| SUPPLIED DATA |
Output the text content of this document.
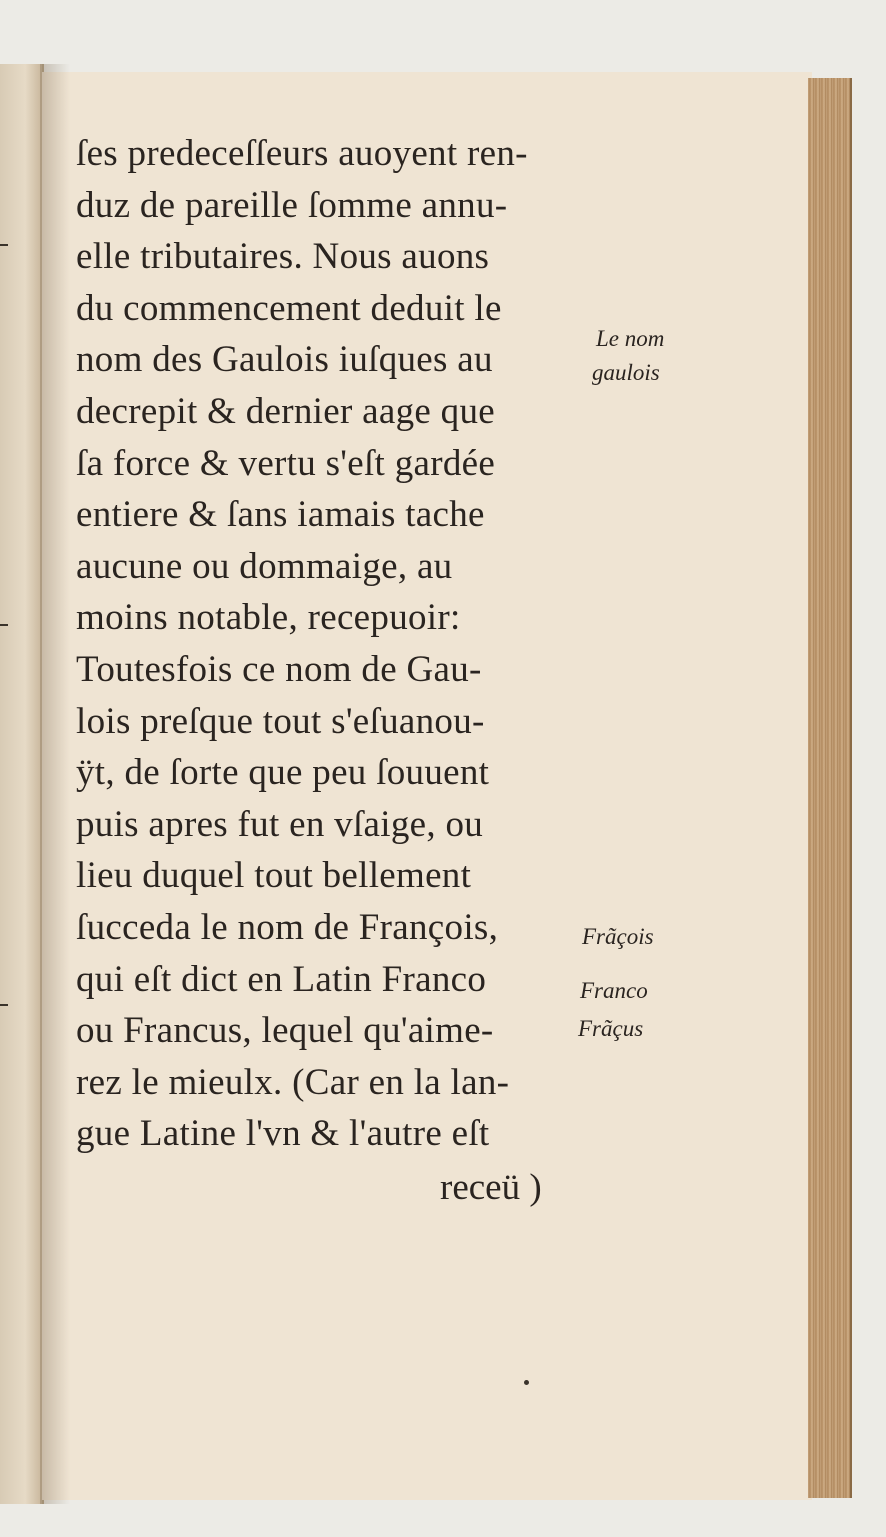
ſes predeceſſeurs auoyent ren-
duz de pareille ſomme annu-
elle tributaires. Nous auons
du commencement deduit le
nom des Gaulois iuſques au
decrepit & dernier aage que
ſa force & vertu s'eſt gardée
entiere & ſans iamais tache
aucune ou dommaige, au
moins notable, recepuoir:
Toutesfois ce nom de Gau-
lois preſque tout s'eſuanou-
ÿt, de ſorte que peu ſouuent
puis apres fut en vſaige, ou
lieu duquel tout bellement
ſucceda le nom de François,
qui eſt dict en Latin Franco
ou Francus, lequel qu'aime-
rez le mieulx. (Car en la lan-
gue Latine l'vn & l'autre eſt
receü )
Le nom
gaulois
Frãçois
Franco
Frãçus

| WHAT THE TASK ASKS |
Images do not belong in the copy; reproduce all other parts of the records above verbatim.

| REPLY |
Output the text content of this document.
ſes predeceſſeurs auoyent ren-
duz de pareille ſomme annu-
elle tributaires. Nous auons
du commencement deduit le
nom des Gaulois iuſques au
decrepit & dernier aage que
ſa force & vertu s'eſt gardée
entiere & ſans iamais tache
aucune ou dommaige, au
moins notable, recepuoir:
Toutesfois ce nom de Gau-
lois preſque tout s'eſuanou-
ÿt, de ſorte que peu ſouuent
puis apres fut en vſaige, ou
lieu duquel tout bellement
ſucceda le nom de François,
qui eſt dict en Latin Franco
ou Francus, lequel qu'aime-
rez le mieulx. (Car en la lan-
gue Latine l'vn & l'autre eſt
receü )
Le nom
gaulois
Frãçois
Franco
Frãçus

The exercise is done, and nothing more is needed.